>> START Exercise data

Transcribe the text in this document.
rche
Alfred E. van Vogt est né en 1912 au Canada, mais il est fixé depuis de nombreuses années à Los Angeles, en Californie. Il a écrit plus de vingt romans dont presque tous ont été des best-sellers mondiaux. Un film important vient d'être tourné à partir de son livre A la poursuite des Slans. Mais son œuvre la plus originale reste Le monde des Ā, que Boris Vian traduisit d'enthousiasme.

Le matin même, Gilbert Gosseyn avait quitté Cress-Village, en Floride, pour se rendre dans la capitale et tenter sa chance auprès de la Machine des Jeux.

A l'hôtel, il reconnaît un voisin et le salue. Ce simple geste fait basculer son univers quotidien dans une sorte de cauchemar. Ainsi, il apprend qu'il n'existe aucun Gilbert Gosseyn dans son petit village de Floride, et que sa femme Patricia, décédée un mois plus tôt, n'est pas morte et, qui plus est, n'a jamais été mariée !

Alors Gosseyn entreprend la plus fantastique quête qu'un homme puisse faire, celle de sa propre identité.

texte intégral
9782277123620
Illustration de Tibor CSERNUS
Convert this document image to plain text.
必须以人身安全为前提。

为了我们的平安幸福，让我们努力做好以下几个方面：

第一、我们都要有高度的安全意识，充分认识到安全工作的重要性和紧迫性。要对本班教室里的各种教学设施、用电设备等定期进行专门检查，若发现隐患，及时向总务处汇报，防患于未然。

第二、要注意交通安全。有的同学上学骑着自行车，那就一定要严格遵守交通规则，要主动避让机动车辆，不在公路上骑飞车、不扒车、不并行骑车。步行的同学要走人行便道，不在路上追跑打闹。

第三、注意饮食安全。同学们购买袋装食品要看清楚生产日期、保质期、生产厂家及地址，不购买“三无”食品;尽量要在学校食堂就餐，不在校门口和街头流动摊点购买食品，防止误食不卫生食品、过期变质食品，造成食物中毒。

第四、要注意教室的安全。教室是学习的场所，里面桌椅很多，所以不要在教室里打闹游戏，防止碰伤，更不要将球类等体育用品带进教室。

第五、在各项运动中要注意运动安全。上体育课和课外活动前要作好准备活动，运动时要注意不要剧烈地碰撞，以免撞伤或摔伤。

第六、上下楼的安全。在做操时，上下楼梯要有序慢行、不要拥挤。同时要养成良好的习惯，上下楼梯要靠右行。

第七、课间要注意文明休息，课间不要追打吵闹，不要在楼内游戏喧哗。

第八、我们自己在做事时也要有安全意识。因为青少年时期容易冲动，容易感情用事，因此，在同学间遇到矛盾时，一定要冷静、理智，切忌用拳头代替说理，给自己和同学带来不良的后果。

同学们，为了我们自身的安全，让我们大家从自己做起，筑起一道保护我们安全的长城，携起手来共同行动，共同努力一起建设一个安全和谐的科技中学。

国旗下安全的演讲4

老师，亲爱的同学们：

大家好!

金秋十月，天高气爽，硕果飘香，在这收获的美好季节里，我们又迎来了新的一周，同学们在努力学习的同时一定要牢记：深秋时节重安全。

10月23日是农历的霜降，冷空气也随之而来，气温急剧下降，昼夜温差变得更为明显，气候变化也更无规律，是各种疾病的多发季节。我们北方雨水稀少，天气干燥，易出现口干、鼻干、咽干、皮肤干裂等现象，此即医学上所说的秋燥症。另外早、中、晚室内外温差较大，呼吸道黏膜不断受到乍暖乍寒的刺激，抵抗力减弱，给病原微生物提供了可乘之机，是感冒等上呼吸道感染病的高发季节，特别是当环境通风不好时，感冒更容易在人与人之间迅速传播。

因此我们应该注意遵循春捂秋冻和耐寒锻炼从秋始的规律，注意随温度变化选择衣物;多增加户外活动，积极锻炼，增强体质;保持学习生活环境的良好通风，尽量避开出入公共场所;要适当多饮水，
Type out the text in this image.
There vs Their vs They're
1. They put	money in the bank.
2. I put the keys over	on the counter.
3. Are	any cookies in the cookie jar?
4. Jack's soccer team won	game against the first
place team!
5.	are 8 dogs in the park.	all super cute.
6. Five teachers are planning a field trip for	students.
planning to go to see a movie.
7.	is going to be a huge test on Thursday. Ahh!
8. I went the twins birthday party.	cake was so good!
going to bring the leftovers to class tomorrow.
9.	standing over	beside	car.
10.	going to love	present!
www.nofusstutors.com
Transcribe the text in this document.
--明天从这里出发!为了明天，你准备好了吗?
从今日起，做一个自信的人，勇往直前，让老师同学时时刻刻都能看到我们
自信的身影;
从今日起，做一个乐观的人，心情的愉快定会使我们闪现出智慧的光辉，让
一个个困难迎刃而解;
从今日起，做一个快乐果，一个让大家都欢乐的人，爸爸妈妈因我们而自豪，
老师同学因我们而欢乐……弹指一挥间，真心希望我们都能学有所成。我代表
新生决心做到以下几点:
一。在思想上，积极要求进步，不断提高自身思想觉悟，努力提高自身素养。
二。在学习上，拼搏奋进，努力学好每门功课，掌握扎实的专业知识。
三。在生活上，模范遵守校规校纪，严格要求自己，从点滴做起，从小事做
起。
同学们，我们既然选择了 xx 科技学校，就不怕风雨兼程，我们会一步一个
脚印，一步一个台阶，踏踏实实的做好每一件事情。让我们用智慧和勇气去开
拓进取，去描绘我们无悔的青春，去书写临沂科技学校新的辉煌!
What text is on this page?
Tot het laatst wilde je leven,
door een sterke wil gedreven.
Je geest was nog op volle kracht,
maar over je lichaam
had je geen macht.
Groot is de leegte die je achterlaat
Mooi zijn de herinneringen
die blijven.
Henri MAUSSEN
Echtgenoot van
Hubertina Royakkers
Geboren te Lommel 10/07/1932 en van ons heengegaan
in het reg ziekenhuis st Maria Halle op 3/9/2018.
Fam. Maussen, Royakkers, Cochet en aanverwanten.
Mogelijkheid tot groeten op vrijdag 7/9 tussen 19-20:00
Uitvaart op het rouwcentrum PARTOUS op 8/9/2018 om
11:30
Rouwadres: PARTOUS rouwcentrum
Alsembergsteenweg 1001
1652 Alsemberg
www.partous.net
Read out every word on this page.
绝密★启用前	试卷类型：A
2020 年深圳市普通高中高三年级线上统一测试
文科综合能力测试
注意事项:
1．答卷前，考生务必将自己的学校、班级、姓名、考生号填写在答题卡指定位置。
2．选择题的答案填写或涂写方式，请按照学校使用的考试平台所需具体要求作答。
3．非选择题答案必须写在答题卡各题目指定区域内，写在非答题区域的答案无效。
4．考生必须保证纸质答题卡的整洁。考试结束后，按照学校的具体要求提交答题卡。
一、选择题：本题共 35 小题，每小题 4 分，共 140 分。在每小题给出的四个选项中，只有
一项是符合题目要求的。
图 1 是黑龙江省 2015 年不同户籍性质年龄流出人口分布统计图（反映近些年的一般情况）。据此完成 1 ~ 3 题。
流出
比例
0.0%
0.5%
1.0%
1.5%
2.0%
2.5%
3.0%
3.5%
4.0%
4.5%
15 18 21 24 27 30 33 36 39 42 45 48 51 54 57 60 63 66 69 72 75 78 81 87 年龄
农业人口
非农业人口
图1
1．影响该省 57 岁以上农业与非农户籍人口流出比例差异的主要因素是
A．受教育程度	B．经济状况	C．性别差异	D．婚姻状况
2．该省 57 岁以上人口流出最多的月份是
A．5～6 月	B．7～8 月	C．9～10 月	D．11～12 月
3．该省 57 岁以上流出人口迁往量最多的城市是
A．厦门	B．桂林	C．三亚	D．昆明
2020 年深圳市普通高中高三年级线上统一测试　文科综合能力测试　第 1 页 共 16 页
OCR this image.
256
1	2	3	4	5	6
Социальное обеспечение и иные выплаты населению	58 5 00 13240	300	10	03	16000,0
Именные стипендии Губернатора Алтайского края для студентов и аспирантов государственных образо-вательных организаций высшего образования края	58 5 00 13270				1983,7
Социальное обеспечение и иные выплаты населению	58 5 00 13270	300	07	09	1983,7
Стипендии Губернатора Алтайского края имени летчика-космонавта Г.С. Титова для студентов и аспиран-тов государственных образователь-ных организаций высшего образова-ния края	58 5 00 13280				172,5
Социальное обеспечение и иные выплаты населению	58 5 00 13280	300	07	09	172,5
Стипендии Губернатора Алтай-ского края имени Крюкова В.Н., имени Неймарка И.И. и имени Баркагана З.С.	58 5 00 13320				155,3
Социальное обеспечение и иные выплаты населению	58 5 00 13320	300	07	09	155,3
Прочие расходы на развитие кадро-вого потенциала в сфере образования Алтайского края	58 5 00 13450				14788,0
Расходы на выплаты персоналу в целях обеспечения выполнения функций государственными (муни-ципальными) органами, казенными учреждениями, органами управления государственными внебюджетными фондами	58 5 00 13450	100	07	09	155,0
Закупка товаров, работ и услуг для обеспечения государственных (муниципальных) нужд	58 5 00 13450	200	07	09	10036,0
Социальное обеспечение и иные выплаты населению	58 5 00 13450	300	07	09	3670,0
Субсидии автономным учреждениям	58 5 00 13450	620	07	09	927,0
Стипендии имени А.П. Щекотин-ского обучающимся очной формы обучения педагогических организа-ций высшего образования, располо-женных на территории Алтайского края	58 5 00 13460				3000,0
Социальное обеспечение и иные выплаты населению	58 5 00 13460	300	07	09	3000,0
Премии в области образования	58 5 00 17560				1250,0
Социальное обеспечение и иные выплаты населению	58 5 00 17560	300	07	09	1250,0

>> END Exercise data

Instructions for the task =
Report how many lines in the records above contain the word "студентов", giving only the number.

Expected answer =
2